## Given problem:
Omit all pictures. Copy the rest of the material exactly.

Source data
※

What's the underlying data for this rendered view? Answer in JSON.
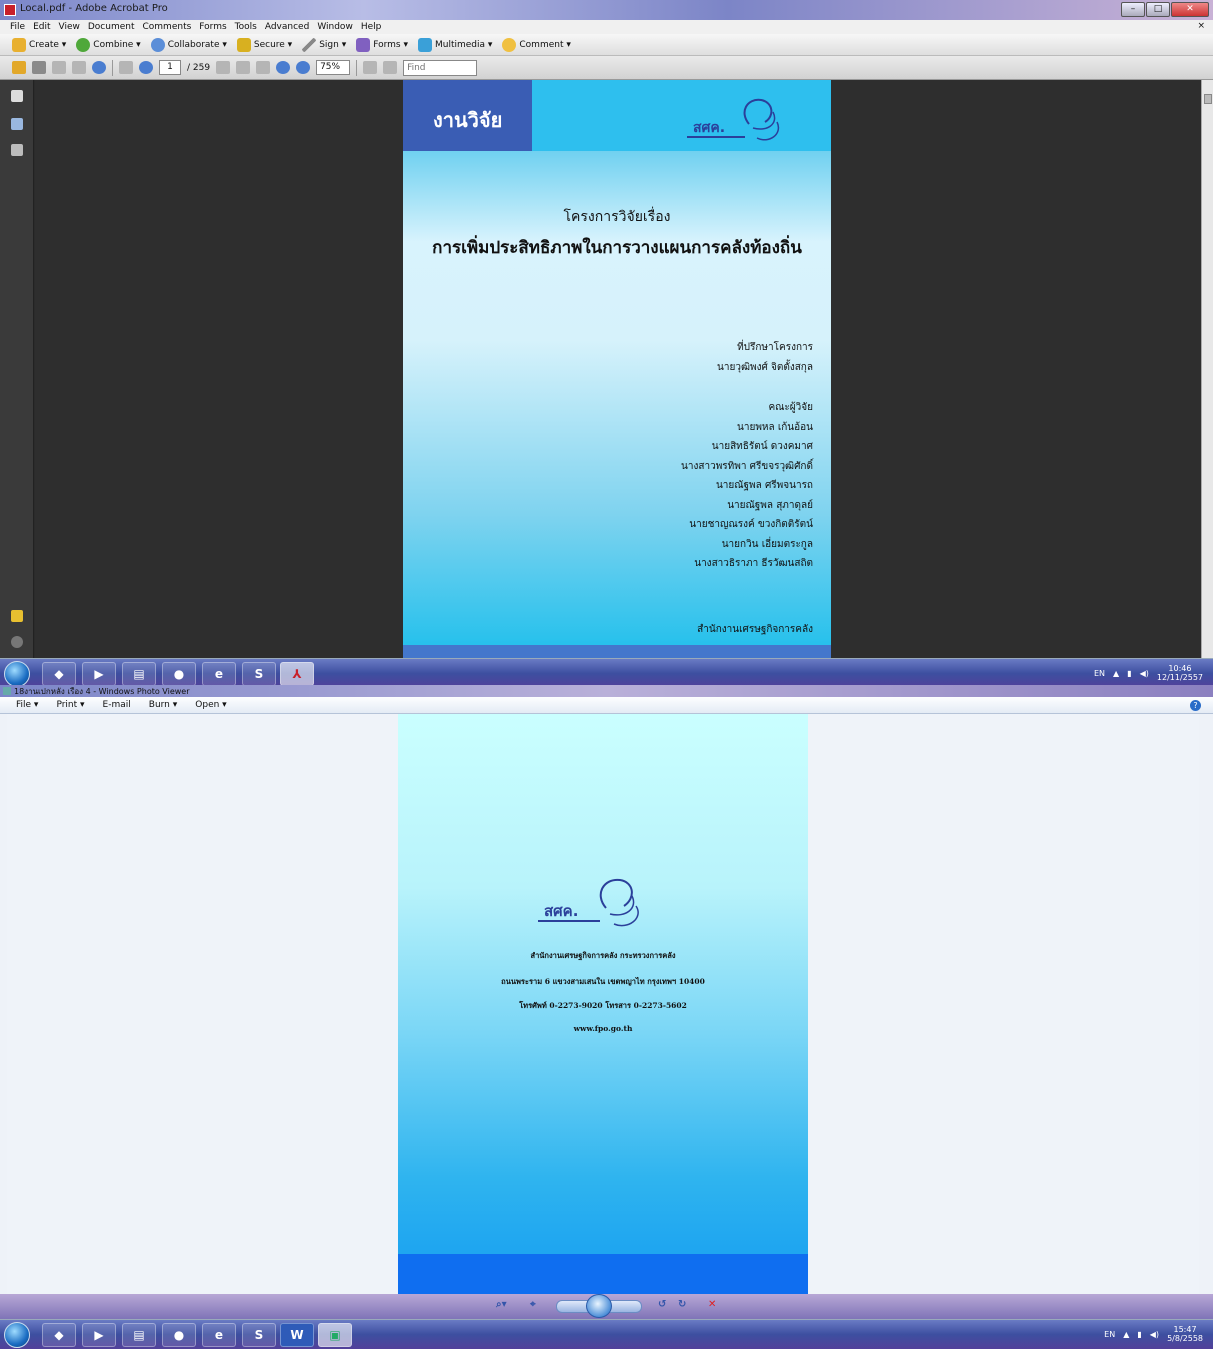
{
  "acrobat": {
    "title": "Local.pdf - Adobe Acrobat Pro",
    "menu": [
      "File",
      "Edit",
      "View",
      "Document",
      "Comments",
      "Forms",
      "Tools",
      "Advanced",
      "Window",
      "Help"
    ],
    "doc_close": "×",
    "toolbar": [
      {
        "label": "Create ▾",
        "icon": "create-icon"
      },
      {
        "label": "Combine ▾",
        "icon": "combine-icon"
      },
      {
        "label": "Collaborate ▾",
        "icon": "collaborate-icon"
      },
      {
        "label": "Secure ▾",
        "icon": "secure-icon"
      },
      {
        "label": "Sign ▾",
        "icon": "sign-icon"
      },
      {
        "label": "Forms ▾",
        "icon": "forms-icon"
      },
      {
        "label": "Multimedia ▾",
        "icon": "multimedia-icon"
      },
      {
        "label": "Comment ▾",
        "icon": "comment-icon"
      }
    ],
    "page_current": "1",
    "page_total": "/ 259",
    "zoom": "75%",
    "find_placeholder": "Find",
    "pdf": {
      "tag": "งานวิจัย",
      "logo_text": "สศค.",
      "title_small": "โครงการวิจัยเรื่อง",
      "title_big": "การเพิ่มประสิทธิภาพในการวางแผนการคลังท้องถิ่น",
      "advisor_heading": "ที่ปรึกษาโครงการ",
      "advisor": "นายวุฒิพงศ์ จิตตั้งสกุล",
      "team_heading": "คณะผู้วิจัย",
      "team": [
        "นายพหล เก้นอ้อน",
        "นายสิทธิรัตน์ ดวงคมาศ",
        "นางสาวพรทิพา ศรีขจรวุฒิศักดิ์",
        "นายณัฐพล ศรีพจนารถ",
        "นายณัฐพล สุภาดุลย์",
        "นายชาญณรงค์ ขวงกิตติรัตน์",
        "นายกวิน เอี่ยมตระกูล",
        "นางสาวธิราภา ธีรวัฒนสถิต"
      ],
      "office": "สำนักงานเศรษฐกิจการคลัง"
    }
  },
  "taskbar_top": {
    "lang": "EN",
    "time": "10:46",
    "date": "12/11/2557"
  },
  "photoviewer": {
    "title": "18งานเปกหลัง เรือง 4 - Windows Photo Viewer",
    "menu": [
      "File ▾",
      "Print ▾",
      "E-mail",
      "Burn ▾",
      "Open ▾"
    ],
    "help": "?",
    "logo_text": "สศค.",
    "lines": [
      "สำนักงานเศรษฐกิจการคลัง กระทรวงการคลัง",
      "ถนนพระราม 6 แขวงสามเสนใน เขตพญาไท กรุงเทพฯ 10400",
      "โทรศัพท์ 0-2273-9020 โทรสาร 0-2273-5602",
      "www.fpo.go.th"
    ]
  },
  "taskbar_bottom": {
    "lang": "EN",
    "time": "15:47",
    "date": "5/8/2558"
  }
}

※

## Exercise response:
What's the underlying data for this rendered view? Answer in JSON.
{
  "acrobat": {
    "title": "Local.pdf - Adobe Acrobat Pro",
    "menu": [
      "File",
      "Edit",
      "View",
      "Document",
      "Comments",
      "Forms",
      "Tools",
      "Advanced",
      "Window",
      "Help"
    ],
    "doc_close": "×",
    "toolbar": [
      {
        "label": "Create ▾",
        "icon": "create-icon"
      },
      {
        "label": "Combine ▾",
        "icon": "combine-icon"
      },
      {
        "label": "Collaborate ▾",
        "icon": "collaborate-icon"
      },
      {
        "label": "Secure ▾",
        "icon": "secure-icon"
      },
      {
        "label": "Sign ▾",
        "icon": "sign-icon"
      },
      {
        "label": "Forms ▾",
        "icon": "forms-icon"
      },
      {
        "label": "Multimedia ▾",
        "icon": "multimedia-icon"
      },
      {
        "label": "Comment ▾",
        "icon": "comment-icon"
      }
    ],
    "page_current": "1",
    "page_total": "/ 259",
    "zoom": "75%",
    "find_placeholder": "Find",
    "pdf": {
      "tag": "งานวิจัย",
      "logo_text": "สศค.",
      "title_small": "โครงการวิจัยเรื่อง",
      "title_big": "การเพิ่มประสิทธิภาพในการวางแผนการคลังท้องถิ่น",
      "advisor_heading": "ที่ปรึกษาโครงการ",
      "advisor": "นายวุฒิพงศ์ จิตตั้งสกุล",
      "team_heading": "คณะผู้วิจัย",
      "team": [
        "นายพหล เก้นอ้อน",
        "นายสิทธิรัตน์ ดวงคมาศ",
        "นางสาวพรทิพา ศรีขจรวุฒิศักดิ์",
        "นายณัฐพล ศรีพจนารถ",
        "นายณัฐพล สุภาดุลย์",
        "นายชาญณรงค์ ขวงกิตติรัตน์",
        "นายกวิน เอี่ยมตระกูล",
        "นางสาวธิราภา ธีรวัฒนสถิต"
      ],
      "office": "สำนักงานเศรษฐกิจการคลัง"
    }
  },
  "taskbar_top": {
    "lang": "EN",
    "time": "10:46",
    "date": "12/11/2557"
  },
  "photoviewer": {
    "title": "18งานเปกหลัง เรือง 4 - Windows Photo Viewer",
    "menu": [
      "File ▾",
      "Print ▾",
      "E-mail",
      "Burn ▾",
      "Open ▾"
    ],
    "help": "?",
    "logo_text": "สศค.",
    "lines": [
      "สำนักงานเศรษฐกิจการคลัง กระทรวงการคลัง",
      "ถนนพระราม 6 แขวงสามเสนใน เขตพญาไท กรุงเทพฯ 10400",
      "โทรศัพท์ 0-2273-9020 โทรสาร 0-2273-5602",
      "www.fpo.go.th"
    ]
  },
  "taskbar_bottom": {
    "lang": "EN",
    "time": "15:47",
    "date": "5/8/2558"
  }
}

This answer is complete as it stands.